Your task is to copy every line of the entries that contains "contributing".

INFORMATION SHOWN.

┌──

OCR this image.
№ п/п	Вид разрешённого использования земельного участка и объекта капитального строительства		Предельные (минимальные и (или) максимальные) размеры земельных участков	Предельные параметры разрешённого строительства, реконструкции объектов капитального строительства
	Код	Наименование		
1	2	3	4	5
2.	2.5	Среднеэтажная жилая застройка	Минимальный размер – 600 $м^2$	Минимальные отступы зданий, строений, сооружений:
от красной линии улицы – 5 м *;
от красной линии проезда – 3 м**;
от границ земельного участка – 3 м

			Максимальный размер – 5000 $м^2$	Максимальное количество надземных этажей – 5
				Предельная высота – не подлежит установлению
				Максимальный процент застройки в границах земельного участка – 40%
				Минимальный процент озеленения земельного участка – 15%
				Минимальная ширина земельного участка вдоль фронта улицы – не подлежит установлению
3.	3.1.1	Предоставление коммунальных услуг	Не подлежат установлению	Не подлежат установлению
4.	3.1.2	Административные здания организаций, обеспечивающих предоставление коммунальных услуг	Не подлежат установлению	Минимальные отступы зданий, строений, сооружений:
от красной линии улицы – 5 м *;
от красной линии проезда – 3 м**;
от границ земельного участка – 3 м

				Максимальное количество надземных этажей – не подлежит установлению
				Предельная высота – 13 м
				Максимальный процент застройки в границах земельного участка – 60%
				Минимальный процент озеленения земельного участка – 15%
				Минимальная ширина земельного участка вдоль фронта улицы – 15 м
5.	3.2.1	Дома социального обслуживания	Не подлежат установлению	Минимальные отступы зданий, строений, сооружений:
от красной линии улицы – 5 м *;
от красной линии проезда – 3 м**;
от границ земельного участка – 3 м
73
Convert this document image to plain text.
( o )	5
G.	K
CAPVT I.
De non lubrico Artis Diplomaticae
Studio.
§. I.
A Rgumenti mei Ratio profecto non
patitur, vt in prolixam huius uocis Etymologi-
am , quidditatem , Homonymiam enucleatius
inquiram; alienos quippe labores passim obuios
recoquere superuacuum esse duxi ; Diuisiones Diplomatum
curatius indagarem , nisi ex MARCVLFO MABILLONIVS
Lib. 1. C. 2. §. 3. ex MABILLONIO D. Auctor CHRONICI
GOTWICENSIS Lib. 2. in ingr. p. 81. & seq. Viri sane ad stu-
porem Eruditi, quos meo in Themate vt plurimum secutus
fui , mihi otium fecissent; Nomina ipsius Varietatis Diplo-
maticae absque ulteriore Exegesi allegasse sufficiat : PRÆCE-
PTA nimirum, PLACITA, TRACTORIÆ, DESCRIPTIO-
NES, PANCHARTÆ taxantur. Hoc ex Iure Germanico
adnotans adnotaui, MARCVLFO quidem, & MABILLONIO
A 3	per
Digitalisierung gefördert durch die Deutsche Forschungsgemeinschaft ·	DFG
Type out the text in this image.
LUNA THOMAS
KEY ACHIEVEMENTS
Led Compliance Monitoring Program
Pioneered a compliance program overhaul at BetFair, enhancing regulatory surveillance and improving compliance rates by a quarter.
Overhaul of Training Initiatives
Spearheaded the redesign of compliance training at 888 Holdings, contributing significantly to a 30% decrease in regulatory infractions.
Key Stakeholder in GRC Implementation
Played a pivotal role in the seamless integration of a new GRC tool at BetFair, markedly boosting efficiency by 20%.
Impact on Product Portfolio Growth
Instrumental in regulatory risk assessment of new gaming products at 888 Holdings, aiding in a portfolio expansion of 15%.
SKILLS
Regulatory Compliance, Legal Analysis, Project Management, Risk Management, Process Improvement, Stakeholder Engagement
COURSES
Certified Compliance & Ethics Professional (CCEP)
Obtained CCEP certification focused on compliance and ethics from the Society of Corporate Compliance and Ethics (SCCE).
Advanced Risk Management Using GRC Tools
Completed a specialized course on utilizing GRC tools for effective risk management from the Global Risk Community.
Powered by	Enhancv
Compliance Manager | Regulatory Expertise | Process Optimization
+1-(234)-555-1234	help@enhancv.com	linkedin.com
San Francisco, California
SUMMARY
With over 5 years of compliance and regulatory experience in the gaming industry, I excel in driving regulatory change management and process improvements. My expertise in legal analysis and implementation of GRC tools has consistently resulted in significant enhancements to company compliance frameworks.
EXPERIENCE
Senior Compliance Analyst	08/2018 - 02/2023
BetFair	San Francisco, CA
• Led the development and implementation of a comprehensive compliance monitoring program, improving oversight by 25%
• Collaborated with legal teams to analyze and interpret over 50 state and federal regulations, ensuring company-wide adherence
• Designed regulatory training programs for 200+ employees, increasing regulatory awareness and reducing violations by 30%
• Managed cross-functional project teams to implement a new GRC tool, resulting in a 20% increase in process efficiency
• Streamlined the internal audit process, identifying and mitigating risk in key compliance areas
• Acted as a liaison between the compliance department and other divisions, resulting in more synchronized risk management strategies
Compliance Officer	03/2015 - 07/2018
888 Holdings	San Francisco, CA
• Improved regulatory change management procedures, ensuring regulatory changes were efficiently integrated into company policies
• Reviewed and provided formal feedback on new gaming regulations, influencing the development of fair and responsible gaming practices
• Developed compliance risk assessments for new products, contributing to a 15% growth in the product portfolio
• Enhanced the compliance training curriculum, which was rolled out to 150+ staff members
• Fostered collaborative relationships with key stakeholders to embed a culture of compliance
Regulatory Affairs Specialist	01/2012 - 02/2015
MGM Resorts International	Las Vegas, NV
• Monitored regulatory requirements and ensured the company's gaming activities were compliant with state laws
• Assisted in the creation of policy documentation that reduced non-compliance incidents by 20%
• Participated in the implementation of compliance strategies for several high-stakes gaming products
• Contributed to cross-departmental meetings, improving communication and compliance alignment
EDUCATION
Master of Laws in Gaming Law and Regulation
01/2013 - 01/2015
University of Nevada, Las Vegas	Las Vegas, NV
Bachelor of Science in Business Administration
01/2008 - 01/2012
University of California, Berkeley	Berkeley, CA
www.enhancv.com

└──

SOLUTION BELOW.
Spearheaded the redesign of compliance training at 888 Holdings, contributing significantly to a 30% decrease in regulatory infractions.
• Developed compliance risk assessments for new products, contributing to a 15% growth in the product portfolio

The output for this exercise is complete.